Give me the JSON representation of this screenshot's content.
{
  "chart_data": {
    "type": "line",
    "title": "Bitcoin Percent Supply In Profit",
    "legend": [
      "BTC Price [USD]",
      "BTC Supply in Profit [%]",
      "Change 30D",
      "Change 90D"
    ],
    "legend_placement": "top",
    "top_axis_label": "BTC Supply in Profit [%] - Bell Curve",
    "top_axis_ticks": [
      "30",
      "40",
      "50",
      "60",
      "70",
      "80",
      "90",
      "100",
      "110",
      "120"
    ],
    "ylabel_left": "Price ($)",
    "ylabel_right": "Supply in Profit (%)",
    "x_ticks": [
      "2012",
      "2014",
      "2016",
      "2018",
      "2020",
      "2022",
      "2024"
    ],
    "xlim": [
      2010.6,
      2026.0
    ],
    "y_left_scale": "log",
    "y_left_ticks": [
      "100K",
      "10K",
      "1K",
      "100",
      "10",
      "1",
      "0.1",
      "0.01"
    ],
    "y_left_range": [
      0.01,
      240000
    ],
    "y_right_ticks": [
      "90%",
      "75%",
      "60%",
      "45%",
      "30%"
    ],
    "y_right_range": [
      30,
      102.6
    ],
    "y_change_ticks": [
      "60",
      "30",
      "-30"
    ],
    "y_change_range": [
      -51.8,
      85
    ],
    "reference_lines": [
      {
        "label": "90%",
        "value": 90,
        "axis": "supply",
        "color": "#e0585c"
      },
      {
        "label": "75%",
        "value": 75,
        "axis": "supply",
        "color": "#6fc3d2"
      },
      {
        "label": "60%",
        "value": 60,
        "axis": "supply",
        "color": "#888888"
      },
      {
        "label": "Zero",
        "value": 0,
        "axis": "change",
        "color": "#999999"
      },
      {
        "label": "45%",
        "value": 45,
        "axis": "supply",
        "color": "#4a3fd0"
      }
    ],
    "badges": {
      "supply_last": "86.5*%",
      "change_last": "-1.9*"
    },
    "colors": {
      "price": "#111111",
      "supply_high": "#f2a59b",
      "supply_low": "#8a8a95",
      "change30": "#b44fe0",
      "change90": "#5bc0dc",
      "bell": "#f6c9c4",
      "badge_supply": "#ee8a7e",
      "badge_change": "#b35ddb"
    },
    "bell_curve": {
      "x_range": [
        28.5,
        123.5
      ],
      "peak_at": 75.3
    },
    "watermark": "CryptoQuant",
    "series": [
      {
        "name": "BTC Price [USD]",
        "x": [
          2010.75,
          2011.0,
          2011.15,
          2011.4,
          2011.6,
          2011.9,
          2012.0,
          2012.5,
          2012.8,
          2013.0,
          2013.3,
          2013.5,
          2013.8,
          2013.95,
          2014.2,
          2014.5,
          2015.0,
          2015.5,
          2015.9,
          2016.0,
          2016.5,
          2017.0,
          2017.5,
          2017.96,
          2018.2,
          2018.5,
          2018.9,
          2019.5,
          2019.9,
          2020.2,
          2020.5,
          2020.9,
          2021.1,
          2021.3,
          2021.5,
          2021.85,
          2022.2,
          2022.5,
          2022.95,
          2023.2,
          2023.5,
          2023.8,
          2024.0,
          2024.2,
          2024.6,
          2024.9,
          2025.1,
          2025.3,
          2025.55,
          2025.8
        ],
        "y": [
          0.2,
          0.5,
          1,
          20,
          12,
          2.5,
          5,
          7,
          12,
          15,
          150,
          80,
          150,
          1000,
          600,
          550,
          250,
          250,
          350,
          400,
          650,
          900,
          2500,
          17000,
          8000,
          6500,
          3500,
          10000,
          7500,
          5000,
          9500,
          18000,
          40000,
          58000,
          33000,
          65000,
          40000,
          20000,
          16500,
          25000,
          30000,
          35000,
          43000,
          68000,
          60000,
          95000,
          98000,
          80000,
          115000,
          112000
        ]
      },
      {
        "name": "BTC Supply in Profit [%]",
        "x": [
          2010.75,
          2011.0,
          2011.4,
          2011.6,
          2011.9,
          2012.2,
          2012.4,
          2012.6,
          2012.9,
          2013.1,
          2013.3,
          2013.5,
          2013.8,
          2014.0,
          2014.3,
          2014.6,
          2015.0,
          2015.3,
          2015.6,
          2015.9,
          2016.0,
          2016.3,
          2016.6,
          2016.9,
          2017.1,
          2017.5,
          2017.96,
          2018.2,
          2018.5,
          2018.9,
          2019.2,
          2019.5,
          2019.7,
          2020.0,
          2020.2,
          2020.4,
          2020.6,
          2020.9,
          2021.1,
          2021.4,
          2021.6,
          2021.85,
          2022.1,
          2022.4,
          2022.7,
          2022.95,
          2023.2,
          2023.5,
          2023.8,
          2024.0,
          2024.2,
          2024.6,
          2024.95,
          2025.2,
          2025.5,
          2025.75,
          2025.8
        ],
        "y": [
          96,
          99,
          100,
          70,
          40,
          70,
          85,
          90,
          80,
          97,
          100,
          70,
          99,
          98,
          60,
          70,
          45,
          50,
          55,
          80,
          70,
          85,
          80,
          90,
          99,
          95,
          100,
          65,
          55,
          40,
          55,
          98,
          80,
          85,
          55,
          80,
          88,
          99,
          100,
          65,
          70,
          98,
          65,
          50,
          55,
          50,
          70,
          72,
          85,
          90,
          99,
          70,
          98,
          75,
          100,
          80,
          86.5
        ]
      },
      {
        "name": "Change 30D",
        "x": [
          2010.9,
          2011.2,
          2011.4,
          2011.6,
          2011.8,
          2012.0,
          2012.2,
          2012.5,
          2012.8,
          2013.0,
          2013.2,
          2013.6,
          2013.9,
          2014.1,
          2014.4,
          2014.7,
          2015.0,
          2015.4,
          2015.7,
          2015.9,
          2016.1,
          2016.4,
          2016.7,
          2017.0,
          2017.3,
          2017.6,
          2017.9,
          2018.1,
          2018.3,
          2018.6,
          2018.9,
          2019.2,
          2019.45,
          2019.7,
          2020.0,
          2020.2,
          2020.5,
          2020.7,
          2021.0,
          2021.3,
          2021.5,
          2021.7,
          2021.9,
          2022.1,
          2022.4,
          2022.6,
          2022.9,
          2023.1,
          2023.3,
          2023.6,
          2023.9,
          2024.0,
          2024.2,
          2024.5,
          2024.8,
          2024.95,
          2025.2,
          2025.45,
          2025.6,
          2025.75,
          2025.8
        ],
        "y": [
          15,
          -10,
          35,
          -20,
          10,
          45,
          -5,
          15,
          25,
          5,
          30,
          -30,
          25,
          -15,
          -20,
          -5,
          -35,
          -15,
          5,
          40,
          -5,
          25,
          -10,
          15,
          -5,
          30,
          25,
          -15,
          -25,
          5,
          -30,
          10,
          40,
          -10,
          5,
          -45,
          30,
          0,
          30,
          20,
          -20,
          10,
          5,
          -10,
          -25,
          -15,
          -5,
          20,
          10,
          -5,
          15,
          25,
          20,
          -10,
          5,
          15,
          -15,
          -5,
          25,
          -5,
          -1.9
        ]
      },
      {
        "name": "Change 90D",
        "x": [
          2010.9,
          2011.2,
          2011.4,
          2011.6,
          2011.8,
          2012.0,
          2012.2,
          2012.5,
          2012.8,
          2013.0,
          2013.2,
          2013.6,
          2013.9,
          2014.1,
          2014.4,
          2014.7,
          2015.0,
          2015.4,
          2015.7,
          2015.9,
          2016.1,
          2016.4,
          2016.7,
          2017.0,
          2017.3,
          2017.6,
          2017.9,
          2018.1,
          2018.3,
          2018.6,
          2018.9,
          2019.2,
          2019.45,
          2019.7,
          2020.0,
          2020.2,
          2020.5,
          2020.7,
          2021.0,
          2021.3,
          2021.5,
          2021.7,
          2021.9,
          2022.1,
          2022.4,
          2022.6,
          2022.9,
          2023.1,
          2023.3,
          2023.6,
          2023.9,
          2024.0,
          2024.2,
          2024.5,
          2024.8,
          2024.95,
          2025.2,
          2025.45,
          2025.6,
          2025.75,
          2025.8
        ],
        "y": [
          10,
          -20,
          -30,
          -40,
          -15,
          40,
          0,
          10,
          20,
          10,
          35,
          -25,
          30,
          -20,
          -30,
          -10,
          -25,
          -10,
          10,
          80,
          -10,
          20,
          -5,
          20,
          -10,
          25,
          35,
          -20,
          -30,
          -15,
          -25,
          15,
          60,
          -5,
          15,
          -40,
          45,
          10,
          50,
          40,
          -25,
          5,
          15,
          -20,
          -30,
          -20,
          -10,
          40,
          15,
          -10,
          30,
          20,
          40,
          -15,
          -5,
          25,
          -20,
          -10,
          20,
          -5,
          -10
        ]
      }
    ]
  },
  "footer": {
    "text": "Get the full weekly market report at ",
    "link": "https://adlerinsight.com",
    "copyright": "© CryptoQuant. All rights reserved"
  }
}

Exercise prompt
Copy all the lines above that hold the string "CryptoQuant".

Solved problem
    "watermark": "CryptoQuant",
    "copyright": "© CryptoQuant. All rights reserved"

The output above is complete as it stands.